TASK REQUIREMENTS
Every line below that contains "rays" is to be copied.

PROVIDED DATA

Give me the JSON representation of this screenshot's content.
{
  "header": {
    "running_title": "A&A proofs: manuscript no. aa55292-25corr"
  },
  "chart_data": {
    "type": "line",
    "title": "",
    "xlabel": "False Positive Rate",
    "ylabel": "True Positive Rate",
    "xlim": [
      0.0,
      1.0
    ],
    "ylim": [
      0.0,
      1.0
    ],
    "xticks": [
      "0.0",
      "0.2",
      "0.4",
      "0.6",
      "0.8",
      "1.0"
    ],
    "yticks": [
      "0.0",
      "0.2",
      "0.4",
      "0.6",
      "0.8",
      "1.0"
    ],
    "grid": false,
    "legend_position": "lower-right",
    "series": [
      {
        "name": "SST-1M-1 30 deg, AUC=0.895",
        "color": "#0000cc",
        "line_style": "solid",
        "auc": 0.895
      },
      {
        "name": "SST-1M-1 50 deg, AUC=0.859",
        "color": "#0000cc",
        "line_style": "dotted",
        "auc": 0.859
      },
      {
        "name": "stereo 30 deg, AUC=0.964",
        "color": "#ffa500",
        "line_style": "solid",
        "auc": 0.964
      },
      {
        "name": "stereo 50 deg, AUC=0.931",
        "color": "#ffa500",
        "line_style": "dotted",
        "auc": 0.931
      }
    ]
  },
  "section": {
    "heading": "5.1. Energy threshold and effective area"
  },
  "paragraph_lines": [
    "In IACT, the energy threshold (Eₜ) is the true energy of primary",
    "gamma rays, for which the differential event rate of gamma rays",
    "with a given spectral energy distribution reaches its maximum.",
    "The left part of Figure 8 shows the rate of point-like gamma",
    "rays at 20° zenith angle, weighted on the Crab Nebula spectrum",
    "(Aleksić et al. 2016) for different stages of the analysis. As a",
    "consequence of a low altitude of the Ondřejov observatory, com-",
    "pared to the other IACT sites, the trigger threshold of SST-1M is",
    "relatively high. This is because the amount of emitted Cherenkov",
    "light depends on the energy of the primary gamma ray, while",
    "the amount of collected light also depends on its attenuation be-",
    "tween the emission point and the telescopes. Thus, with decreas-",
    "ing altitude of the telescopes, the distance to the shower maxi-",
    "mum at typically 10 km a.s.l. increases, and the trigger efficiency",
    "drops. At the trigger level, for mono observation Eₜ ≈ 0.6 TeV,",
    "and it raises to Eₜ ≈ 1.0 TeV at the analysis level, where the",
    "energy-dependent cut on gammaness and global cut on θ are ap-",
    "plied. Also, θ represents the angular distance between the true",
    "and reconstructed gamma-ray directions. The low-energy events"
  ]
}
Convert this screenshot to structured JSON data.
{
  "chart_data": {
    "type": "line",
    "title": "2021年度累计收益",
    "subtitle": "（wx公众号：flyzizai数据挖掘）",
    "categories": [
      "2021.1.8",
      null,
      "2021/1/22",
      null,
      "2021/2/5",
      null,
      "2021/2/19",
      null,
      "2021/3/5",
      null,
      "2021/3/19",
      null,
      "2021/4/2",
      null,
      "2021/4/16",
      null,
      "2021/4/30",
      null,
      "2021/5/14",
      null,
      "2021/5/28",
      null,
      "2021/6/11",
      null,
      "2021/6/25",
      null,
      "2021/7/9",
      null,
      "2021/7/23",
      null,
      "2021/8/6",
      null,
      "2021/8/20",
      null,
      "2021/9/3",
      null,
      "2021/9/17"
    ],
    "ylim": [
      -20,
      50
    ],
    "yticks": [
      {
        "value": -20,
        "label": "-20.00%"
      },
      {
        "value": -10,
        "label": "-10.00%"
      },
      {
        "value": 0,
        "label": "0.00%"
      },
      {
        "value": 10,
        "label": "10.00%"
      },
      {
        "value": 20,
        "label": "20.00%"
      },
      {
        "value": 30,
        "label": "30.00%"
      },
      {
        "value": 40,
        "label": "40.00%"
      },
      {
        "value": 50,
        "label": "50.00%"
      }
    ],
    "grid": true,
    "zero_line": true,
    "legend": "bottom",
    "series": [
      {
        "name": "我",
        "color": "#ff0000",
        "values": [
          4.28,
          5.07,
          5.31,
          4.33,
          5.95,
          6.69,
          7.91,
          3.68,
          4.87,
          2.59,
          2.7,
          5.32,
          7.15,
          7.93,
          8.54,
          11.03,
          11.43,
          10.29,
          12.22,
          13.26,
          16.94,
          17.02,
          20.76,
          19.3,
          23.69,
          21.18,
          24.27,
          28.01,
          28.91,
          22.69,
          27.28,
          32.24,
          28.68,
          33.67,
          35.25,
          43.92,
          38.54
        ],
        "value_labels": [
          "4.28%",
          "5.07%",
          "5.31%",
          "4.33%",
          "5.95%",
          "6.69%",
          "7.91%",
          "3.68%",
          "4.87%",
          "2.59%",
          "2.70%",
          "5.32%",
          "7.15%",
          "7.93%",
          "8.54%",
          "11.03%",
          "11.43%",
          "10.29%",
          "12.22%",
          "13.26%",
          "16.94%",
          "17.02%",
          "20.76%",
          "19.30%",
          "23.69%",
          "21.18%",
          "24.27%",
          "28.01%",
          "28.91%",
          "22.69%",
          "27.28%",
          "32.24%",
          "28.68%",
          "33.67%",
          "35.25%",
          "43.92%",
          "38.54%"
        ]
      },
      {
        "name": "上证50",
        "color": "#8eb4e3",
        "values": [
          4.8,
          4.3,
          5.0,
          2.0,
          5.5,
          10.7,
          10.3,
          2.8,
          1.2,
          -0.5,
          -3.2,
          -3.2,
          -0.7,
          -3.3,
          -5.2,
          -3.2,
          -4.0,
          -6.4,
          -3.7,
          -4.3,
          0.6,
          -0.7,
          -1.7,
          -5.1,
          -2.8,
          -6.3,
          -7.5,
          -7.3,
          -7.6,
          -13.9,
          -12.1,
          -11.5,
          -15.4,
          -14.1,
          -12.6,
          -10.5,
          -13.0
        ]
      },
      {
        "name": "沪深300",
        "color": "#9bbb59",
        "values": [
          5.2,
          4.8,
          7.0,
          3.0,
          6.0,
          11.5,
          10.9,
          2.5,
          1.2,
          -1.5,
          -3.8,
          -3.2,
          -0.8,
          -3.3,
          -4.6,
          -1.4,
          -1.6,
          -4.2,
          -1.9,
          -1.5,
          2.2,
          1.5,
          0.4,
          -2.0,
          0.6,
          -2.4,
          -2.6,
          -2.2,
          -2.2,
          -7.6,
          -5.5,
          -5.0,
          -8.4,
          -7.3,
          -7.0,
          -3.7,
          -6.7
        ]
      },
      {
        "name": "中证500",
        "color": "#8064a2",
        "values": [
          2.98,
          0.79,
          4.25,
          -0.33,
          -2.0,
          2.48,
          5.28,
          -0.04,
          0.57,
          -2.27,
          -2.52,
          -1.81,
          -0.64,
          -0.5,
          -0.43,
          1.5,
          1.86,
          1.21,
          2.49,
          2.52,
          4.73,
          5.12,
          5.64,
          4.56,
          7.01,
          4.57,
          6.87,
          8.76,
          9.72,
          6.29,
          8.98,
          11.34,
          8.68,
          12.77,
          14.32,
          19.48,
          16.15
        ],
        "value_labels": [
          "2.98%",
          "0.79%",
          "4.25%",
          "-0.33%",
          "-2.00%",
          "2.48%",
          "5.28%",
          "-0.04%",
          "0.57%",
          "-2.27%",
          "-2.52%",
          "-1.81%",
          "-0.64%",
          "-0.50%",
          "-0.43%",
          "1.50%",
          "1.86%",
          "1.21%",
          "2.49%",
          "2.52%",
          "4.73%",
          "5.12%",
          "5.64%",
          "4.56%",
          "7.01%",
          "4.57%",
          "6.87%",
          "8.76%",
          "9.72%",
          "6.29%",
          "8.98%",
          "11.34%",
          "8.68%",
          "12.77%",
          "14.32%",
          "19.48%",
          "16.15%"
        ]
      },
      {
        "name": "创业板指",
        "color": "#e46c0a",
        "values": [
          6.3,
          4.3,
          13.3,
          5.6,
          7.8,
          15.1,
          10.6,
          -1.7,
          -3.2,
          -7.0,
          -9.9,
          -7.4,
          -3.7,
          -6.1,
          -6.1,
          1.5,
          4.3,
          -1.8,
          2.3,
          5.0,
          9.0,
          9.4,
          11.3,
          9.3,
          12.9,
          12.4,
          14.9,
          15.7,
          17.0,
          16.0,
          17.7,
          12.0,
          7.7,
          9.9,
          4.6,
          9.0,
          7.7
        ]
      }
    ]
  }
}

TASK OUTPUT
    "gamma rays, for which the differential event rate of gamma rays",
    "rays at 20° zenith angle, weighted on the Crab Nebula spectrum",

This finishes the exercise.